### [Written exercise]
Identify every line below that contains the word "reflection", matching case exactly, and copy each of those lines in full.
Begin Task inputs
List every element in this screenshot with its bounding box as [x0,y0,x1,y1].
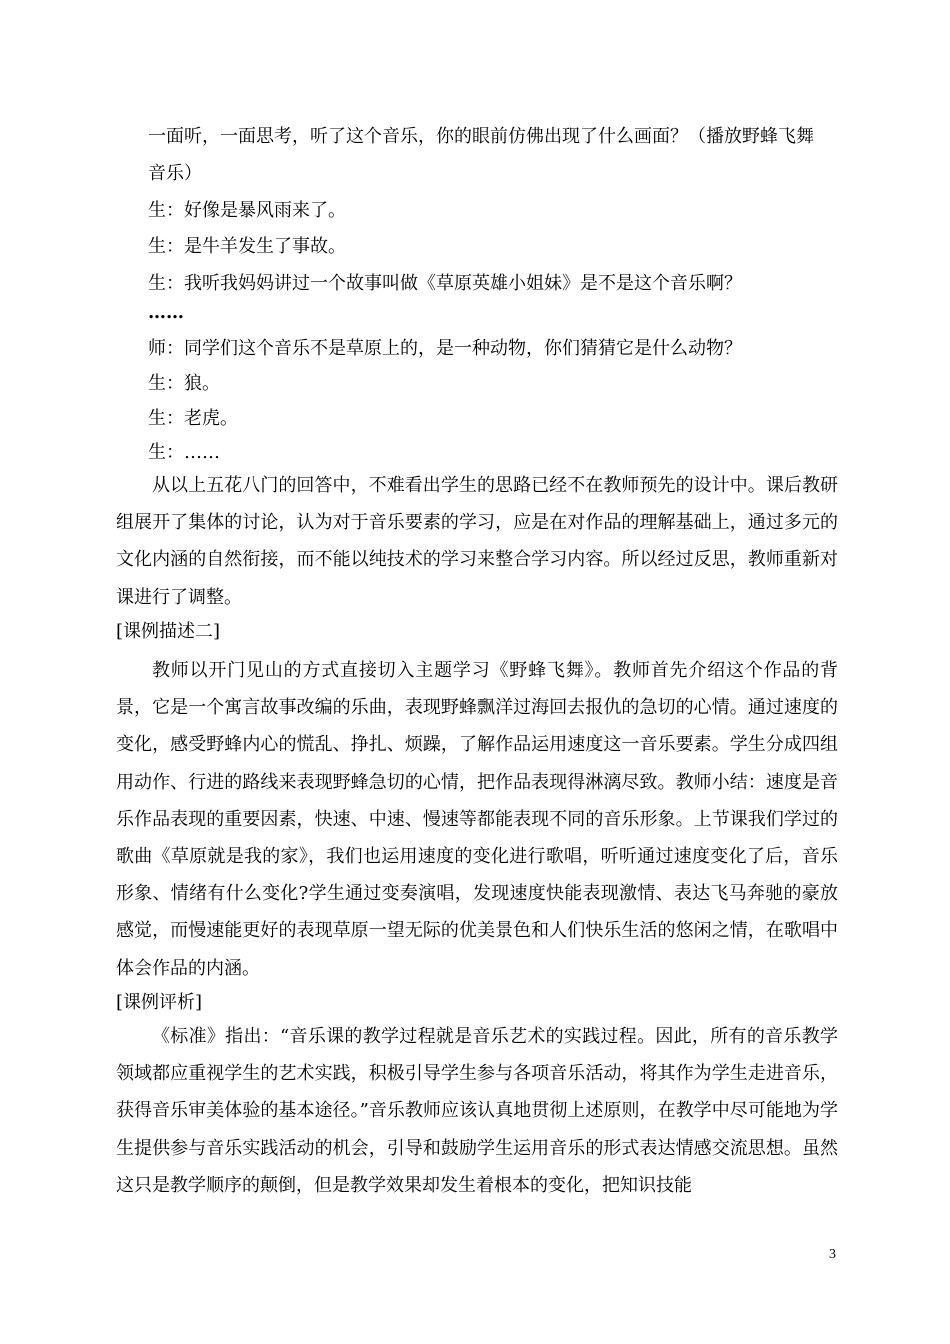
dialogue-line-1: 一面听，一面思考，听了这个音乐，你的眼前仿佛出现了什么画面？（播放野蜂飞舞 [148,126,814,147]
dialogue-line-4: 生：是牛羊发生了事故。 [148,236,346,257]
dialogue-line-3: 生：好像是暴风雨来了。 [148,200,346,221]
dialogue-line-8: 生：狼。 [148,373,220,394]
dialogue-line-10: 生：…… [148,442,220,463]
case2-text: 教师以开门见山的方式直接切入主题学习《野蜂飞舞》。教师首先介绍这个作品的背景，它是一个寓言故事改编的乐曲，表现野蜂飘洋过海回去报仇的急切的心情。通过速度的变化，感受野蜂内心的慌乱、挣扎、烦躁，了解作品运用速度这一音乐要素。学生分成四组用动作、行进的路线来表现野蜂急切的心情，把作品表现得淋漓尽致。教师小结：速度是音乐作品表现的重要因素，快速、中速、慢速等都能表现不同的音乐形象。上节课我们学过的歌曲《草原就是我的家》，我们也运用速度的变化进行歌唱，听听通过速度变化了后，音乐形象、情绪有什么变化?学生通过变奏演唱，发现速度快能表现激情、表达飞马奔驰的豪放感觉，而慢速能更好的表现草原一望无际的优美景色和人们快乐生活的悠闲之情，在歌唱中体会作品的内涵。 [116,660,838,979]
dialogue-line-2: 音乐） [148,163,202,184]
reflection-paragraph [116,467,838,616]
reflection-text: 从以上五花八门的回答中，不难看出学生的思路已经不在教师预先的设计中。课后教研组展开了集体的讨论，认为对于音乐要素的学习，应是在对作品的理解基础上，通过多元的文化内涵的自然衔接，而不能以纯技术的学习来整合学习内容。所以经过反思，教师重新对课进行了调整。 [116,475,838,608]
page-number: 3 [829,1247,836,1262]
review-heading: [课例评析] [116,992,203,1013]
case2-paragraph [116,652,838,987]
dialogue-line-7: 师：同学们这个音乐不是草原上的，是一种动物，你们猜猜它是什么动物？ [148,338,742,359]
dialogue-line-9: 生：老虎。 [148,408,238,429]
case2-heading: [课例描述二] [116,621,221,642]
dialogue-line-6: …… [148,302,184,323]
review-text: 《标准》指出：“音乐课的教学过程就是音乐艺术的实践过程。因此，所有的音乐教学领域都应重视学生的艺术实践，积极引导学生参与各项音乐活动，将其作为学生走进音乐，获得音乐审美体验的基本途径。”音乐教师应该认真地贯彻上述原则，在教学中尽可能地为学生提供参与音乐实践活动的机会，引导和鼓励学生运用音乐的形式表达情感交流思想。虽然这只是教学顺序的颠倒，但是教学效果却发生着根本的变化，把知识技能 [116,1026,838,1196]
dialogue-line-5: 生：我听我妈妈讲过一个故事叫做《草原英雄小姐妹》是不是这个音乐啊？ [148,273,742,294]
review-paragraph [116,1018,838,1204]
End Task inputs
### [In response]
reflection-paragraph [116,467,838,616]
reflection-text: 从以上五花八门的回答中，不难看出学生的思路已经不在教师预先的设计中。课后教研组展开了集体的讨论，认为对于音乐要素的学习，应是在对作品的理解基础上，通过多元的文化内涵的自然衔接，而不能以纯技术的学习来整合学习内容。所以经过反思，教师重新对课进行了调整。 [116,475,838,608]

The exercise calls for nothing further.